Work to be completed
Examine each line of the data. Copy those that contain the string "сельскому".

A block of data
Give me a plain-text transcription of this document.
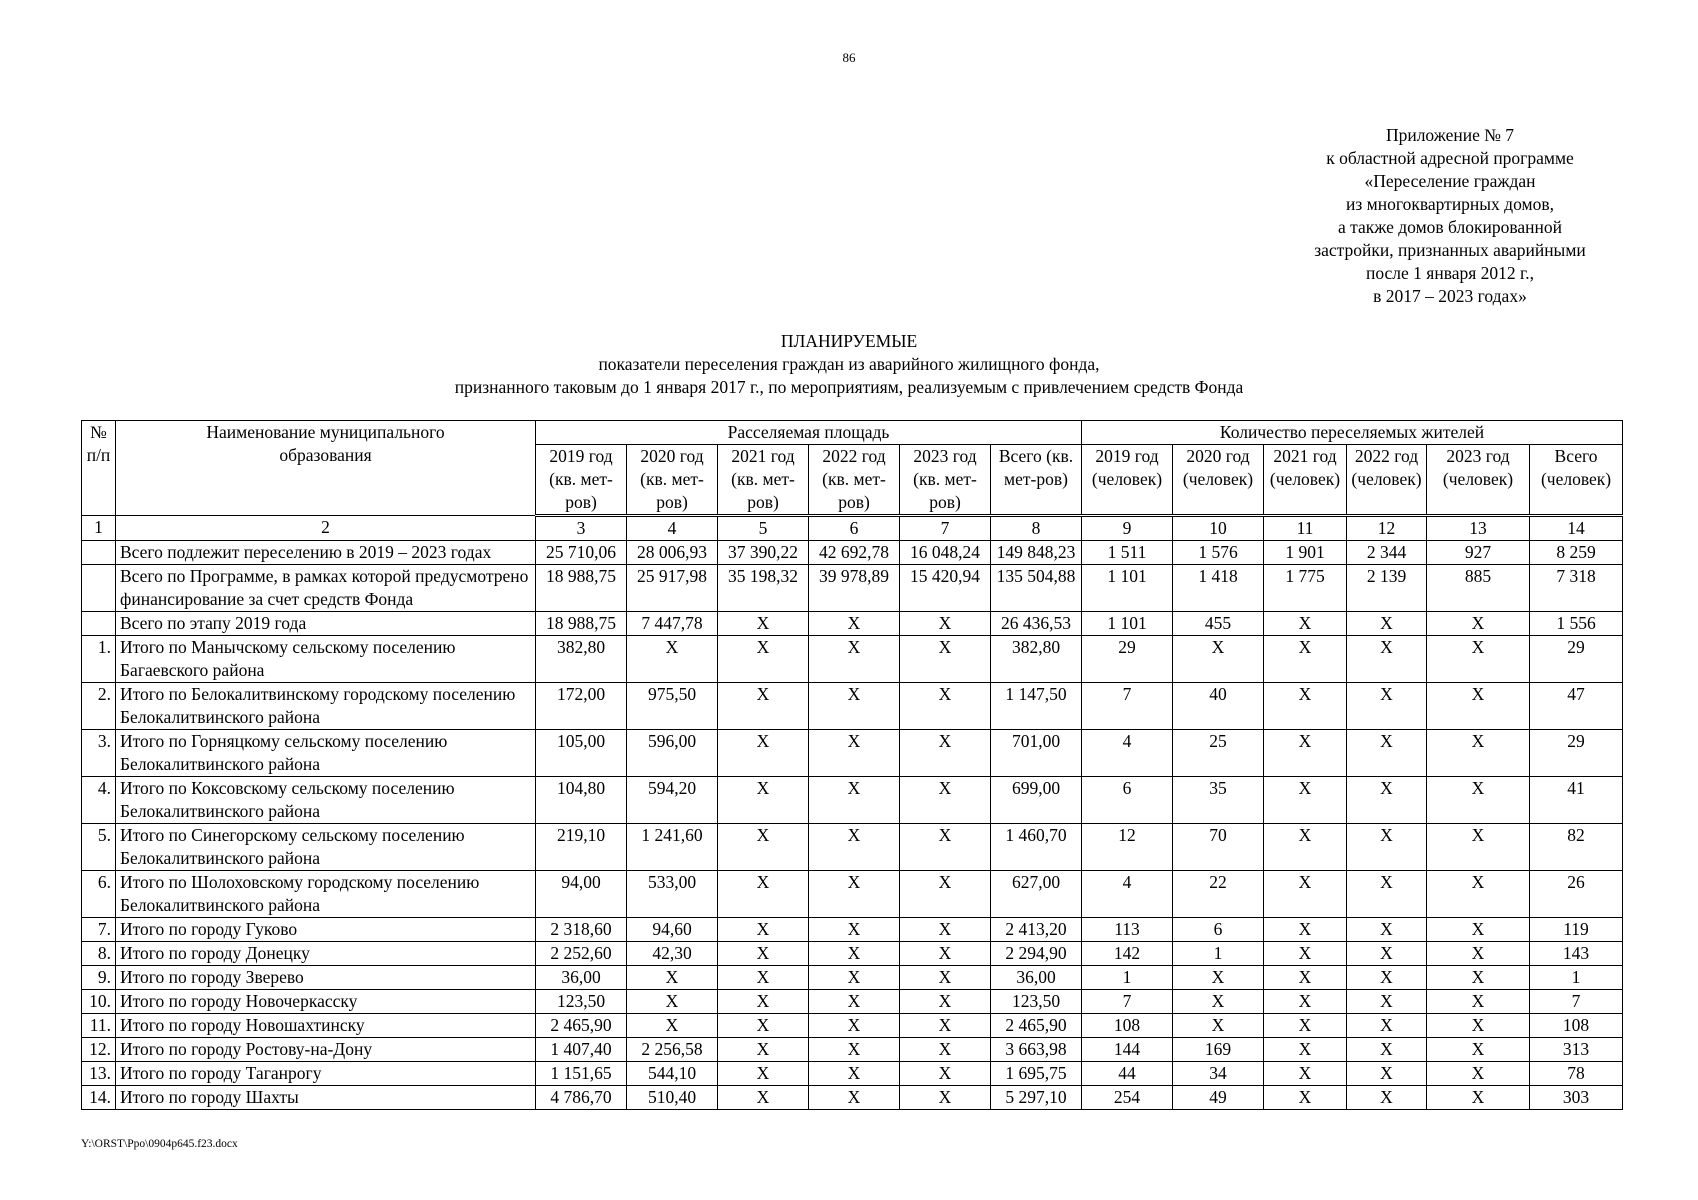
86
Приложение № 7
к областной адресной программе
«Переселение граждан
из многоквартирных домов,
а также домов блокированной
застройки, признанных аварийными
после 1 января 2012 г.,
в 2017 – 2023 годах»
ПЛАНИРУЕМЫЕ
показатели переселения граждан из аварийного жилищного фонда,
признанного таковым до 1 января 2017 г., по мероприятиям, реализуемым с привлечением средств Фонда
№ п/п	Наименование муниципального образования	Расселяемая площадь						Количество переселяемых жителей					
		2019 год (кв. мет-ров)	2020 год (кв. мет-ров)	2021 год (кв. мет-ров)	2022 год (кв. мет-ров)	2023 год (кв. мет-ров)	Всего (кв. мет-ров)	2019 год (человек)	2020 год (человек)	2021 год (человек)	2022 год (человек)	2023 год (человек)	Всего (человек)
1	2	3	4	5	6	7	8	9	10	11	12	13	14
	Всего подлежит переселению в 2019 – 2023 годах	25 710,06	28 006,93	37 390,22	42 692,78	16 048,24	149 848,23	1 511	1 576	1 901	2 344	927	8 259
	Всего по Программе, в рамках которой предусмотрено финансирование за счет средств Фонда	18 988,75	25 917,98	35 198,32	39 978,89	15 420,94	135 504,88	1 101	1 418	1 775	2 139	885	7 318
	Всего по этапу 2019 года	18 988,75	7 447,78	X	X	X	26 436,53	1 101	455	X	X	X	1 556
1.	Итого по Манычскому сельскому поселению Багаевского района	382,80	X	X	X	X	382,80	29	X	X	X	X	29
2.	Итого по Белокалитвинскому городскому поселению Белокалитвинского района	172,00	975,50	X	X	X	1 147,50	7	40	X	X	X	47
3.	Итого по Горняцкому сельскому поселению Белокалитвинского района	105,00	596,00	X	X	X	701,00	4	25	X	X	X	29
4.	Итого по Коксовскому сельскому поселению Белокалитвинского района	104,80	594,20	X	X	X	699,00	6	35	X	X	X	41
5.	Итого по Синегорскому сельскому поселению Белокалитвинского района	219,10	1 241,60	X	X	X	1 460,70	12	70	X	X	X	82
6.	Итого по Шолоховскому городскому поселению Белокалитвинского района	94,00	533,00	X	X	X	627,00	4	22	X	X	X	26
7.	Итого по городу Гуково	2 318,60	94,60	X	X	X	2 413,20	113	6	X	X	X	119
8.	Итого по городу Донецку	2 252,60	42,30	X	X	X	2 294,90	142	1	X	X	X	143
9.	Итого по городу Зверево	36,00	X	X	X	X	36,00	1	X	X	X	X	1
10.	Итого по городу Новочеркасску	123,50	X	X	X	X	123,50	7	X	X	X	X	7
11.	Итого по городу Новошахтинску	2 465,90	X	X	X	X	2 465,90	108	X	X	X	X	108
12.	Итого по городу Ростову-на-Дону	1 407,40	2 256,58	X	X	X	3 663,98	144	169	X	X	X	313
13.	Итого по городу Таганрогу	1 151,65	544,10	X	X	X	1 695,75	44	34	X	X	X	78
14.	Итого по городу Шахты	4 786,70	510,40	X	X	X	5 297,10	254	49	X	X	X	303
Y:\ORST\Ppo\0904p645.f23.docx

Problem solution
1.	Итого по Манычскому сельскому поселению Багаевского района	382,80	X	X	X	X	382,80	29	X	X	X	X	29
3.	Итого по Горняцкому сельскому поселению Белокалитвинского района	105,00	596,00	X	X	X	701,00	4	25	X	X	X	29
4.	Итого по Коксовскому сельскому поселению Белокалитвинского района	104,80	594,20	X	X	X	699,00	6	35	X	X	X	41
5.	Итого по Синегорскому сельскому поселению Белокалитвинского района	219,10	1 241,60	X	X	X	1 460,70	12	70	X	X	X	82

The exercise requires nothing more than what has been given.